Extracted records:

________

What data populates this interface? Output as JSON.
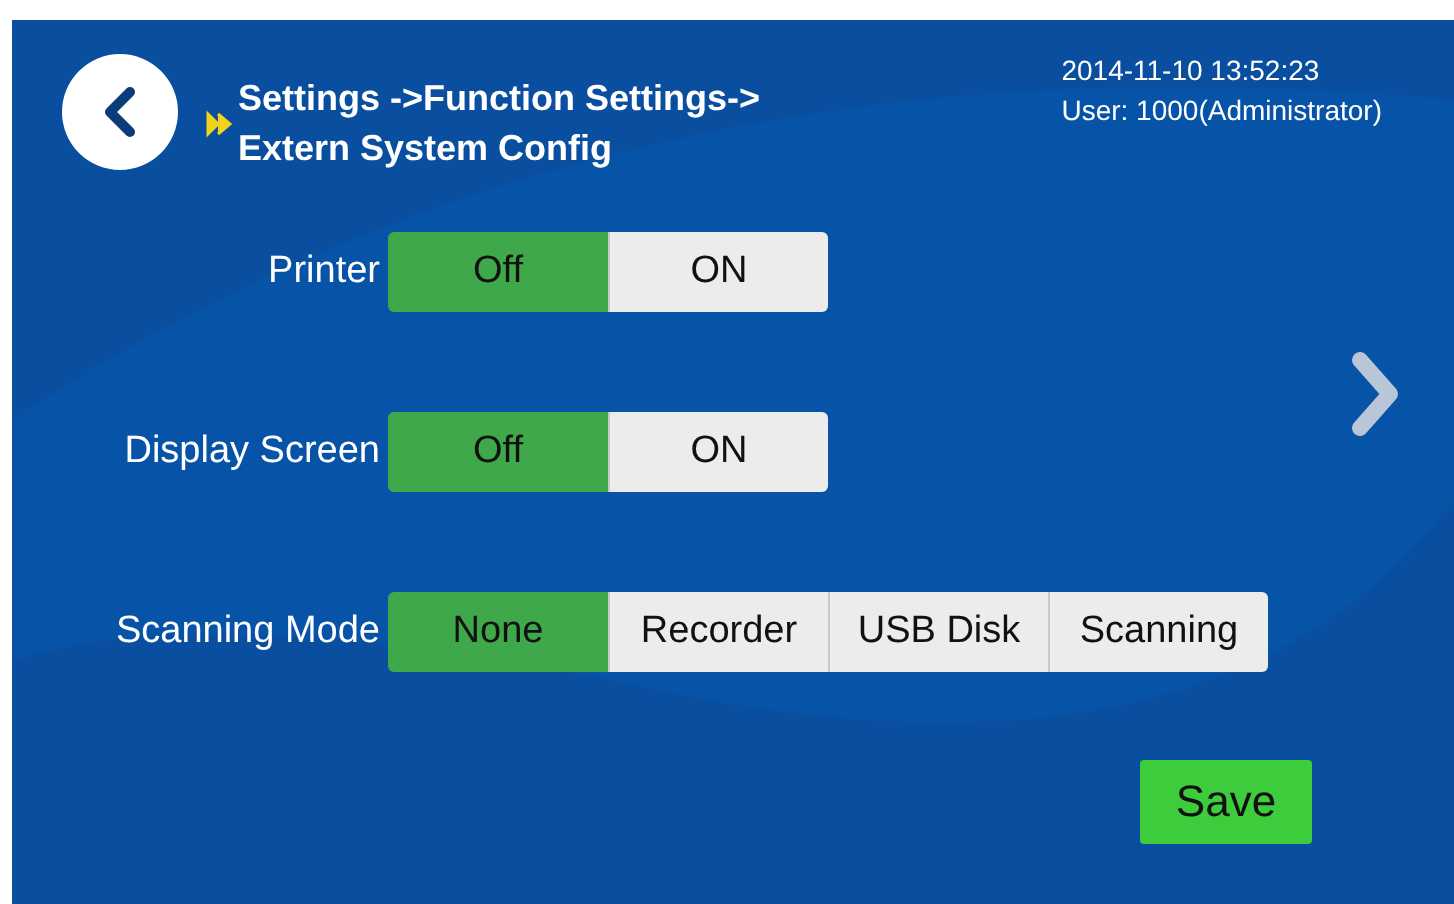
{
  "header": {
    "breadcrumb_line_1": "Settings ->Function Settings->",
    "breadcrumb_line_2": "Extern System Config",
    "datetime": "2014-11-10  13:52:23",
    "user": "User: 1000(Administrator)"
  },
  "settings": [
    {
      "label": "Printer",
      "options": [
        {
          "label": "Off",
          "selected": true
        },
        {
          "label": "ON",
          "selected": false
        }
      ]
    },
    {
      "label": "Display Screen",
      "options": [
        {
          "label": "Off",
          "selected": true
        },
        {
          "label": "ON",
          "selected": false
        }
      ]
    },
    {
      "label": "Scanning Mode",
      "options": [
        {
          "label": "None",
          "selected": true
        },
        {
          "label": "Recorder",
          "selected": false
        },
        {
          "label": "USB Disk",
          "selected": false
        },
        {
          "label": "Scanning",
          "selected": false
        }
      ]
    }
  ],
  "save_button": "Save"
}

________

__TASK REQUIREMENTS__: Transcribe the material exactly, leaving every picture out.

__IN RESPONSE__:
What data populates this interface? Output as JSON.
{
  "header": {
    "breadcrumb_line_1": "Settings ->Function Settings->",
    "breadcrumb_line_2": "Extern System Config",
    "datetime": "2014-11-10  13:52:23",
    "user": "User: 1000(Administrator)"
  },
  "settings": [
    {
      "label": "Printer",
      "options": [
        {
          "label": "Off",
          "selected": true
        },
        {
          "label": "ON",
          "selected": false
        }
      ]
    },
    {
      "label": "Display Screen",
      "options": [
        {
          "label": "Off",
          "selected": true
        },
        {
          "label": "ON",
          "selected": false
        }
      ]
    },
    {
      "label": "Scanning Mode",
      "options": [
        {
          "label": "None",
          "selected": true
        },
        {
          "label": "Recorder",
          "selected": false
        },
        {
          "label": "USB Disk",
          "selected": false
        },
        {
          "label": "Scanning",
          "selected": false
        }
      ]
    }
  ],
  "save_button": "Save"
}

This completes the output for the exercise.